■ Work to do: Please set down all the lines beneath this one exactly, without the pictures.

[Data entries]
++++++++++++++++++++

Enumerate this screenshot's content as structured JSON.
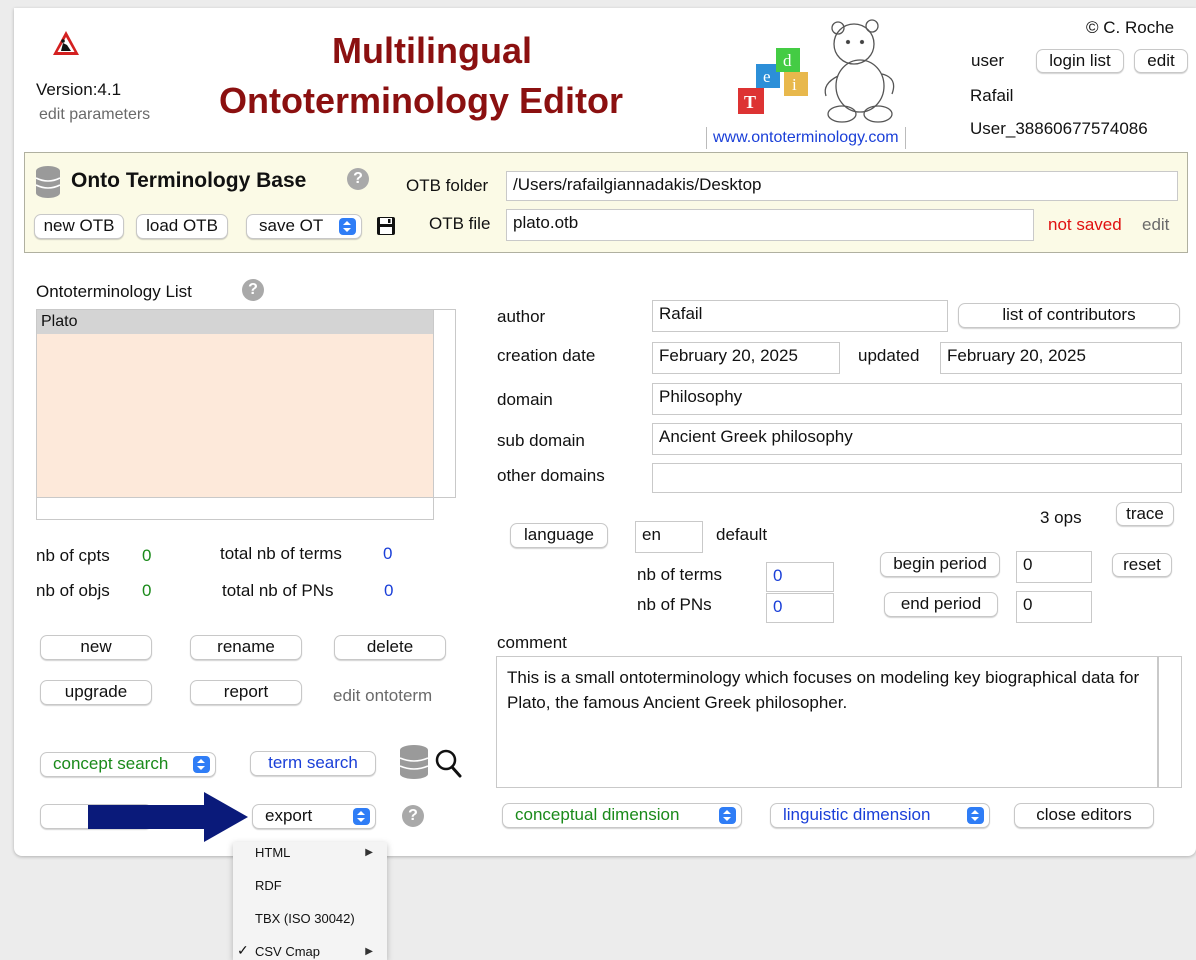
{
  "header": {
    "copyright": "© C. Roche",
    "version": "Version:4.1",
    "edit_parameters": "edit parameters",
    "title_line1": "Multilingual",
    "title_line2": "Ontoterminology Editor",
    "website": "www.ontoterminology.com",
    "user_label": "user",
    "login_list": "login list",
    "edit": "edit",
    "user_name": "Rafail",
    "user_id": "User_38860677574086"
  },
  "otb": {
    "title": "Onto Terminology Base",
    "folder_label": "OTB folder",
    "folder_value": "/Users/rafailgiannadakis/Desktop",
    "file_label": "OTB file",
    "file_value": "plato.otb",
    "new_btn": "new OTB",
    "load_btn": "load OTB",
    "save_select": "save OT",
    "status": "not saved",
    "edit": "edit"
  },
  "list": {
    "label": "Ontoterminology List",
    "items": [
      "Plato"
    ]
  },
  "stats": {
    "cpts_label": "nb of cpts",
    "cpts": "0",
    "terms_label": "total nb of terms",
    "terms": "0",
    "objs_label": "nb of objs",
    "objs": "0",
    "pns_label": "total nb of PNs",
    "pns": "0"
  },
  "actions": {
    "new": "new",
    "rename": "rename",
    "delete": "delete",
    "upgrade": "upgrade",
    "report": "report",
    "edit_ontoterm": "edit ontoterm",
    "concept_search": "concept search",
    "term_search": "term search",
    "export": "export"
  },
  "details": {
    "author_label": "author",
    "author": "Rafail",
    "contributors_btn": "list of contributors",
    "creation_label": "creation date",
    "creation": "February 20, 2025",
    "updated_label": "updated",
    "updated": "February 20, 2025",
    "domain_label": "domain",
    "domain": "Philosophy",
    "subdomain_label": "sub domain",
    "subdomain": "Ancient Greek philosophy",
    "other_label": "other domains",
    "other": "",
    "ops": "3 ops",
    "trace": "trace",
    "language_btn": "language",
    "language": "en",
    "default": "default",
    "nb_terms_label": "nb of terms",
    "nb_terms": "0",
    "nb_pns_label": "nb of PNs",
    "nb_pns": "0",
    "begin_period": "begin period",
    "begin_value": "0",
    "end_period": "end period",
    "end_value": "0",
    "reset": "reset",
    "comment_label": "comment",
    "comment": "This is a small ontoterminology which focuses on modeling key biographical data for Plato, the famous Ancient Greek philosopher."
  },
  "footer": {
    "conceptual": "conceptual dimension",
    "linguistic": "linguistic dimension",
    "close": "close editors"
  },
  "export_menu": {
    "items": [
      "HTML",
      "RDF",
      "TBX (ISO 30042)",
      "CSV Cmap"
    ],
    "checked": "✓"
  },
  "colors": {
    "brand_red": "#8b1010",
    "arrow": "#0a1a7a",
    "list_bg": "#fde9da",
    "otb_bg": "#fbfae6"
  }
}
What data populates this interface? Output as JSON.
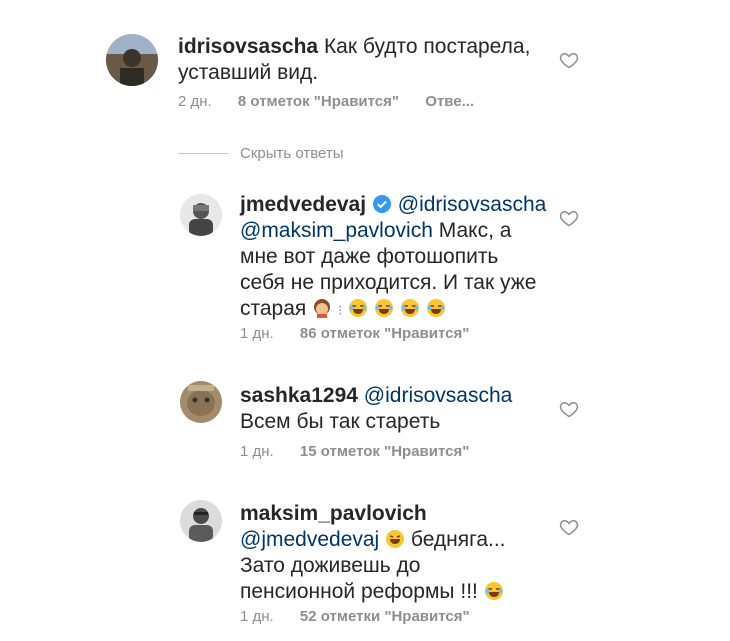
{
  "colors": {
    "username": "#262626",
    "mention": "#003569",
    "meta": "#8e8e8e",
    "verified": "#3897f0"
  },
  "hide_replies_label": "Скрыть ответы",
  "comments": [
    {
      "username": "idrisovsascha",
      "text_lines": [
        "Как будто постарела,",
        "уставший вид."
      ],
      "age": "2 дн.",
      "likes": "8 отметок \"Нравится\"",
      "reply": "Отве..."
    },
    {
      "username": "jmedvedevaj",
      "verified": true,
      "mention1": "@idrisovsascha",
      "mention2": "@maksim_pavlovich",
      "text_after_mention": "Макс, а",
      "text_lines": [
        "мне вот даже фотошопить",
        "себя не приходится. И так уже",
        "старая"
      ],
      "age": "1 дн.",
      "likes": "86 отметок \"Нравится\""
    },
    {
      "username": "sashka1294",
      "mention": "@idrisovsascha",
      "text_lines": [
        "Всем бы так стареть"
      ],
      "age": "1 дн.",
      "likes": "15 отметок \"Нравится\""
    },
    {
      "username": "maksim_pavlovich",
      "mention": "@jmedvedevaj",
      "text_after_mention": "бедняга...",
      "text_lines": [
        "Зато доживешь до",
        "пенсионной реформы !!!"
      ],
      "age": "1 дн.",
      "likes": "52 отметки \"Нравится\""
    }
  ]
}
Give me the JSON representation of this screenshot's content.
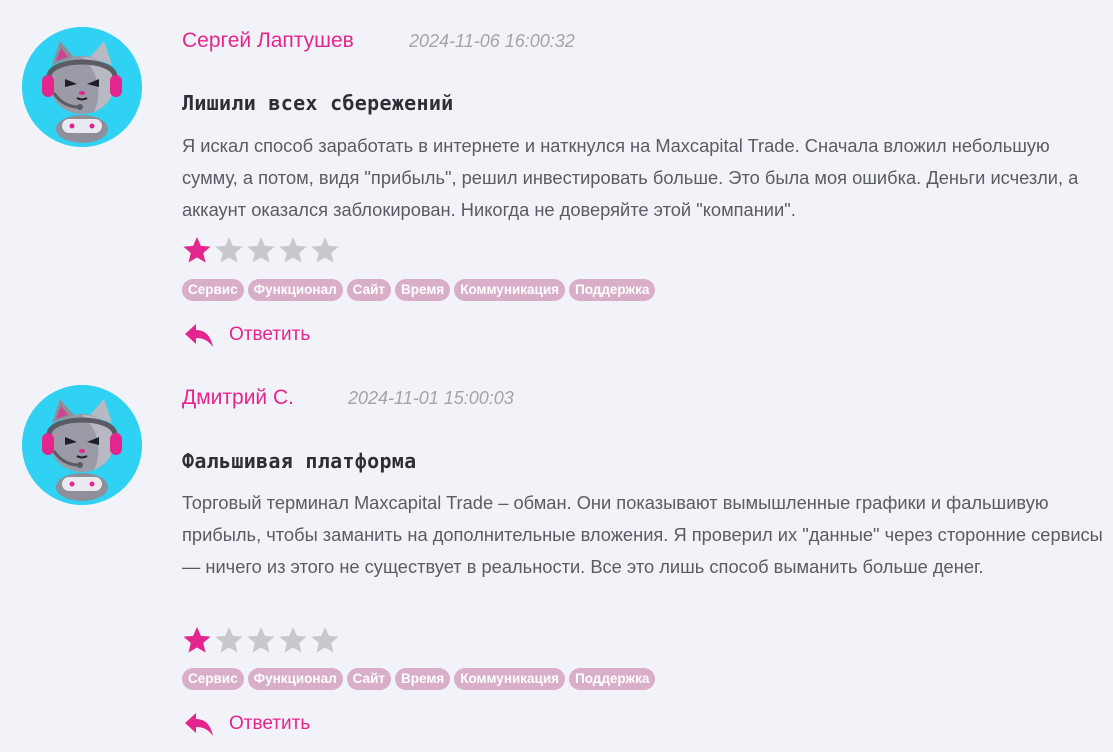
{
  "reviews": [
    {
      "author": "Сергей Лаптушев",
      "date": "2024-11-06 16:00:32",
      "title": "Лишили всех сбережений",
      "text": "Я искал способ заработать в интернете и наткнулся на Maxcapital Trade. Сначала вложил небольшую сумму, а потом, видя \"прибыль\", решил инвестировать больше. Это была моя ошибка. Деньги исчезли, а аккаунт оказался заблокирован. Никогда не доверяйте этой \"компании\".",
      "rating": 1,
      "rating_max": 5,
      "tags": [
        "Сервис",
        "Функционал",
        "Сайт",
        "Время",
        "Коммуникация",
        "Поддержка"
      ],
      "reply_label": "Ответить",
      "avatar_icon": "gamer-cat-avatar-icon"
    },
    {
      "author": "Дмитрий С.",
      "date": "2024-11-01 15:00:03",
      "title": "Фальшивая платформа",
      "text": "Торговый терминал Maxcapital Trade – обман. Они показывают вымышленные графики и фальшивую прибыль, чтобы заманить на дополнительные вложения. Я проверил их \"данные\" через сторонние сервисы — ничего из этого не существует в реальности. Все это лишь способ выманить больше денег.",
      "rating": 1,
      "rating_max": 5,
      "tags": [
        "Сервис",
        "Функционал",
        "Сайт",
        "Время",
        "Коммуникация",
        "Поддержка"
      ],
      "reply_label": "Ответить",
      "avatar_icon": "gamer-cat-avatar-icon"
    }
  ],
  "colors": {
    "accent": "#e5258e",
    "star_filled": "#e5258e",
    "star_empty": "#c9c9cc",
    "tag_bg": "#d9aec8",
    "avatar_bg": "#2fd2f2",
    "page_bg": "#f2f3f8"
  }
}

++++++++++++++++++++

■ Task response:
Enumerate this screenshot's content as structured JSON.
{
  "header": {
    "copyright": "© C. Roche",
    "version": "Version:4.1",
    "edit_parameters": "edit parameters",
    "title_line1": "Multilingual",
    "title_line2": "Ontoterminology Editor",
    "website": "www.ontoterminology.com",
    "user_label": "user",
    "login_list": "login list",
    "edit": "edit",
    "user_name": "Rafail",
    "user_id": "User_38860677574086"
  },
  "otb": {
    "title": "Onto Terminology Base",
    "folder_label": "OTB folder",
    "folder_value": "/Users/rafailgiannadakis/Desktop",
    "file_label": "OTB file",
    "file_value": "plato.otb",
    "new_btn": "new OTB",
    "load_btn": "load OTB",
    "save_select": "save OT",
    "status": "not saved",
    "edit": "edit"
  },
  "list": {
    "label": "Ontoterminology List",
    "items": [
      "Plato"
    ]
  },
  "stats": {
    "cpts_label": "nb of cpts",
    "cpts": "0",
    "terms_label": "total nb of terms",
    "terms": "0",
    "objs_label": "nb of objs",
    "objs": "0",
    "pns_label": "total nb of PNs",
    "pns": "0"
  },
  "actions": {
    "new": "new",
    "rename": "rename",
    "delete": "delete",
    "upgrade": "upgrade",
    "report": "report",
    "edit_ontoterm": "edit ontoterm",
    "concept_search": "concept search",
    "term_search": "term search",
    "export": "export"
  },
  "details": {
    "author_label": "author",
    "author": "Rafail",
    "contributors_btn": "list of contributors",
    "creation_label": "creation date",
    "creation": "February 20, 2025",
    "updated_label": "updated",
    "updated": "February 20, 2025",
    "domain_label": "domain",
    "domain": "Philosophy",
    "subdomain_label": "sub domain",
    "subdomain": "Ancient Greek philosophy",
    "other_label": "other domains",
    "other": "",
    "ops": "3 ops",
    "trace": "trace",
    "language_btn": "language",
    "language": "en",
    "default": "default",
    "nb_terms_label": "nb of terms",
    "nb_terms": "0",
    "nb_pns_label": "nb of PNs",
    "nb_pns": "0",
    "begin_period": "begin period",
    "begin_value": "0",
    "end_period": "end period",
    "end_value": "0",
    "reset": "reset",
    "comment_label": "comment",
    "comment": "This is a small ontoterminology which focuses on modeling key biographical data for Plato, the famous Ancient Greek philosopher."
  },
  "footer": {
    "conceptual": "conceptual dimension",
    "linguistic": "linguistic dimension",
    "close": "close editors"
  },
  "export_menu": {
    "items": [
      "HTML",
      "RDF",
      "TBX (ISO 30042)",
      "CSV Cmap"
    ],
    "checked": "✓"
  },
  "colors": {
    "brand_red": "#8b1010",
    "arrow": "#0a1a7a",
    "list_bg": "#fde9da",
    "otb_bg": "#fbfae6"
  }
}
What data populates this interface? Output as JSON.
{
  "colors": {
    "username": "#262626",
    "mention": "#003569",
    "meta": "#8e8e8e",
    "verified": "#3897f0"
  },
  "hide_replies_label": "Скрыть ответы",
  "comments": [
    {
      "username": "idrisovsascha",
      "text_lines": [
        "Как будто постарела,",
        "уставший вид."
      ],
      "age": "2 дн.",
      "likes": "8 отметок \"Нравится\"",
      "reply": "Отве..."
    },
    {
      "username": "jmedvedevaj",
      "verified": true,
      "mention1": "@idrisovsascha",
      "mention2": "@maksim_pavlovich",
      "text_after_mention": "Макс, а",
      "text_lines": [
        "мне вот даже фотошопить",
        "себя не приходится. И так уже",
        "старая"
      ],
      "age": "1 дн.",
      "likes": "86 отметок \"Нравится\""
    },
    {
      "username": "sashka1294",
      "mention": "@idrisovsascha",
      "text_lines": [
        "Всем бы так стареть"
      ],
      "age": "1 дн.",
      "likes": "15 отметок \"Нравится\""
    },
    {
      "username": "maksim_pavlovich",
      "mention": "@jmedvedevaj",
      "text_after_mention": "бедняга...",
      "text_lines": [
        "Зато доживешь до",
        "пенсионной реформы !!!"
      ],
      "age": "1 дн.",
      "likes": "52 отметки \"Нравится\""
    }
  ]
}
Give me the JSON representation of this screenshot's content.
{
  "reviews": [
    {
      "author": "Сергей Лаптушев",
      "date": "2024-11-06 16:00:32",
      "title": "Лишили всех сбережений",
      "text": "Я искал способ заработать в интернете и наткнулся на Maxcapital Trade. Сначала вложил небольшую сумму, а потом, видя \"прибыль\", решил инвестировать больше. Это была моя ошибка. Деньги исчезли, а аккаунт оказался заблокирован. Никогда не доверяйте этой \"компании\".",
      "rating": 1,
      "rating_max": 5,
      "tags": [
        "Сервис",
        "Функционал",
        "Сайт",
        "Время",
        "Коммуникация",
        "Поддержка"
      ],
      "reply_label": "Ответить",
      "avatar_icon": "gamer-cat-avatar-icon"
    },
    {
      "author": "Дмитрий С.",
      "date": "2024-11-01 15:00:03",
      "title": "Фальшивая платформа",
      "text": "Торговый терминал Maxcapital Trade – обман. Они показывают вымышленные графики и фальшивую прибыль, чтобы заманить на дополнительные вложения. Я проверил их \"данные\" через сторонние сервисы — ничего из этого не существует в реальности. Все это лишь способ выманить больше денег.",
      "rating": 1,
      "rating_max": 5,
      "tags": [
        "Сервис",
        "Функционал",
        "Сайт",
        "Время",
        "Коммуникация",
        "Поддержка"
      ],
      "reply_label": "Ответить",
      "avatar_icon": "gamer-cat-avatar-icon"
    }
  ],
  "colors": {
    "accent": "#e5258e",
    "star_filled": "#e5258e",
    "star_empty": "#c9c9cc",
    "tag_bg": "#d9aec8",
    "avatar_bg": "#2fd2f2",
    "page_bg": "#f2f3f8"
  }
}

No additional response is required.